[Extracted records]
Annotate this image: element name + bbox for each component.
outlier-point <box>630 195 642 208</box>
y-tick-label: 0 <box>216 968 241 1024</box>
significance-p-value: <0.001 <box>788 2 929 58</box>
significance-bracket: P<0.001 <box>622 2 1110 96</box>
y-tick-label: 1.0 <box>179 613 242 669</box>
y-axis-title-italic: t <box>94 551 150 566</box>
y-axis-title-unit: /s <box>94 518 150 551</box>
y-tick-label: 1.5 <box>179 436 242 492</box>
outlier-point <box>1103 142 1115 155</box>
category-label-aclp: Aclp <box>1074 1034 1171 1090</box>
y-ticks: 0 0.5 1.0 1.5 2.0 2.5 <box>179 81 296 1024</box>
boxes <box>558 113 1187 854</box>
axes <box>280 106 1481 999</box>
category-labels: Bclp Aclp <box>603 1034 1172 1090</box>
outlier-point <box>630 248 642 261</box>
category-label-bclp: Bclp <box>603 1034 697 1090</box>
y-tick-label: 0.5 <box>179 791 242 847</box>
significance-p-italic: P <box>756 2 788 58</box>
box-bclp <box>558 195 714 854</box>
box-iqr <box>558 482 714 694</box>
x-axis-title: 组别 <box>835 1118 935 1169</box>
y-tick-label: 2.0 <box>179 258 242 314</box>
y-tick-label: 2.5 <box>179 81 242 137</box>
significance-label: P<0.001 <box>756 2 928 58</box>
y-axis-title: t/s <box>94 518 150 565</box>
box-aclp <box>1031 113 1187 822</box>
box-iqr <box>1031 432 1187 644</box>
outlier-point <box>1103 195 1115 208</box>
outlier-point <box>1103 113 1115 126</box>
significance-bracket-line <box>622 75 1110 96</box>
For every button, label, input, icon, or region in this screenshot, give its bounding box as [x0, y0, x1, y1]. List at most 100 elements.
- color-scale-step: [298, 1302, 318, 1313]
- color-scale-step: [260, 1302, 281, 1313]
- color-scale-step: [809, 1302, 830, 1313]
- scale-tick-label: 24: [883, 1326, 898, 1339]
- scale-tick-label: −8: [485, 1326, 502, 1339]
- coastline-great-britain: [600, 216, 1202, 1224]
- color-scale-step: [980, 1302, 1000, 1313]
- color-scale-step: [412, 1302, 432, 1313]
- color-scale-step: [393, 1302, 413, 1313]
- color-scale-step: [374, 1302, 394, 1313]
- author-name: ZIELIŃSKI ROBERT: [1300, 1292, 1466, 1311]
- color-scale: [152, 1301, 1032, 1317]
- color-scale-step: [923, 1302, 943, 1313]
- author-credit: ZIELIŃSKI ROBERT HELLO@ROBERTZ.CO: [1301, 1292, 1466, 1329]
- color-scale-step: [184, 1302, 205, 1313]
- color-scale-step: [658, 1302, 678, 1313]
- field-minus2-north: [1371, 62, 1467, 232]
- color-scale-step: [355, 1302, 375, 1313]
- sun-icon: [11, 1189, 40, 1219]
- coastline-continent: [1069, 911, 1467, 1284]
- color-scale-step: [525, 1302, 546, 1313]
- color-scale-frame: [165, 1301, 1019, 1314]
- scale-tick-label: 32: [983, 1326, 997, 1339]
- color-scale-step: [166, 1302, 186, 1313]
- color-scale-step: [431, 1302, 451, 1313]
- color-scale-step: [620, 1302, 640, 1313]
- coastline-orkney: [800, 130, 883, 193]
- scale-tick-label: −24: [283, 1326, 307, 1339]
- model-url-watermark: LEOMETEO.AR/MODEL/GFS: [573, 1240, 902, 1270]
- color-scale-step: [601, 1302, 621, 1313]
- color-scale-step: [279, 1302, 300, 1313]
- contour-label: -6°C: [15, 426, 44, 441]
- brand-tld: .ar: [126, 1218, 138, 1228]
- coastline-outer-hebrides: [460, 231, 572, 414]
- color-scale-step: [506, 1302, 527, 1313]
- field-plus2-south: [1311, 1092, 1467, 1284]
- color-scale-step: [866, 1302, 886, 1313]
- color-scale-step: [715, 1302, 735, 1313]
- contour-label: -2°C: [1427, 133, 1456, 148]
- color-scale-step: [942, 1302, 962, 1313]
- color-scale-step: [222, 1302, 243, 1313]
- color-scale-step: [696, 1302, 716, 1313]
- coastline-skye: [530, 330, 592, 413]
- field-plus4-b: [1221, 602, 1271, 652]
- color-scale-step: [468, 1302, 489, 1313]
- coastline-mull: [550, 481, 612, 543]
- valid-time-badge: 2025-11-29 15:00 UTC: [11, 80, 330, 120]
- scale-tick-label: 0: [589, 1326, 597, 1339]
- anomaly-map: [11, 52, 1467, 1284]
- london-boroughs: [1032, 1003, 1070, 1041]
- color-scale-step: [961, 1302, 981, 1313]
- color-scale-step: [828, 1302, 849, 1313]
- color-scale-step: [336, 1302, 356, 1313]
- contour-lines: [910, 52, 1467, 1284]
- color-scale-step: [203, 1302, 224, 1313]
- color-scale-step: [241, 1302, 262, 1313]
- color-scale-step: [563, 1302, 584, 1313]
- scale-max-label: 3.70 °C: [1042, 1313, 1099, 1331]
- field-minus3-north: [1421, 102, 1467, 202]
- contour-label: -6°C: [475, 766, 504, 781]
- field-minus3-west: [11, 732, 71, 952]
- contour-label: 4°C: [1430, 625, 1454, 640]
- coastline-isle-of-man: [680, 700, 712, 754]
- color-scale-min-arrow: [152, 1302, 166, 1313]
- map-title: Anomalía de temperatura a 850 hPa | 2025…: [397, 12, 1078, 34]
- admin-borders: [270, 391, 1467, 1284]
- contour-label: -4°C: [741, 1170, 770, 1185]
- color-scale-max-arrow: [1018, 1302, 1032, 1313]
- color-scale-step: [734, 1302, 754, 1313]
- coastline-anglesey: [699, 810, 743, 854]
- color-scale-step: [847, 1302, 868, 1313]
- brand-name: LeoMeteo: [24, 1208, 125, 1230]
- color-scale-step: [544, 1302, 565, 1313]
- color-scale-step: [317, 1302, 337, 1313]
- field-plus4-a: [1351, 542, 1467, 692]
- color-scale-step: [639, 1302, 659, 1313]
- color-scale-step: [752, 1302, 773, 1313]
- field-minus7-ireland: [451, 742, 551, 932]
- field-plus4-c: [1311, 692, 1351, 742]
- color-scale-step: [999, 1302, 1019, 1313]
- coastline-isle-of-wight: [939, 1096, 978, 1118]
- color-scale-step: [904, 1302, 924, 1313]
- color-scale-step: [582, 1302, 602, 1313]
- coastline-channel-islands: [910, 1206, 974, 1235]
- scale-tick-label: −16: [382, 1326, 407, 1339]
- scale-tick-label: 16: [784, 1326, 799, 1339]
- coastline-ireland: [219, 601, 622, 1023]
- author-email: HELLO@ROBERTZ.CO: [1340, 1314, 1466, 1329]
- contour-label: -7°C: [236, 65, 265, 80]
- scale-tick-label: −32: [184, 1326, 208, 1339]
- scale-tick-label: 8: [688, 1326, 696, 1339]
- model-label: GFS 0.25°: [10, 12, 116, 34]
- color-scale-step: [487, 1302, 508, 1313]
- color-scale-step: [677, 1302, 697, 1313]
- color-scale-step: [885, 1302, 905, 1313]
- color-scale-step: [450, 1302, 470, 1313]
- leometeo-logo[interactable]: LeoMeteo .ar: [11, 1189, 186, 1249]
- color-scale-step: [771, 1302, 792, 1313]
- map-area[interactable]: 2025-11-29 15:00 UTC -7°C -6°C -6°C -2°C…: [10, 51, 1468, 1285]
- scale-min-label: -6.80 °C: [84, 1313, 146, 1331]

§ **Given task**: Filter the material above, keeping only the lines that contain the string "brand". Copy each of those lines in full.

§ **The result**:
- brand-tld: .ar: [126, 1218, 138, 1228]
- brand-name: LeoMeteo: [24, 1208, 125, 1230]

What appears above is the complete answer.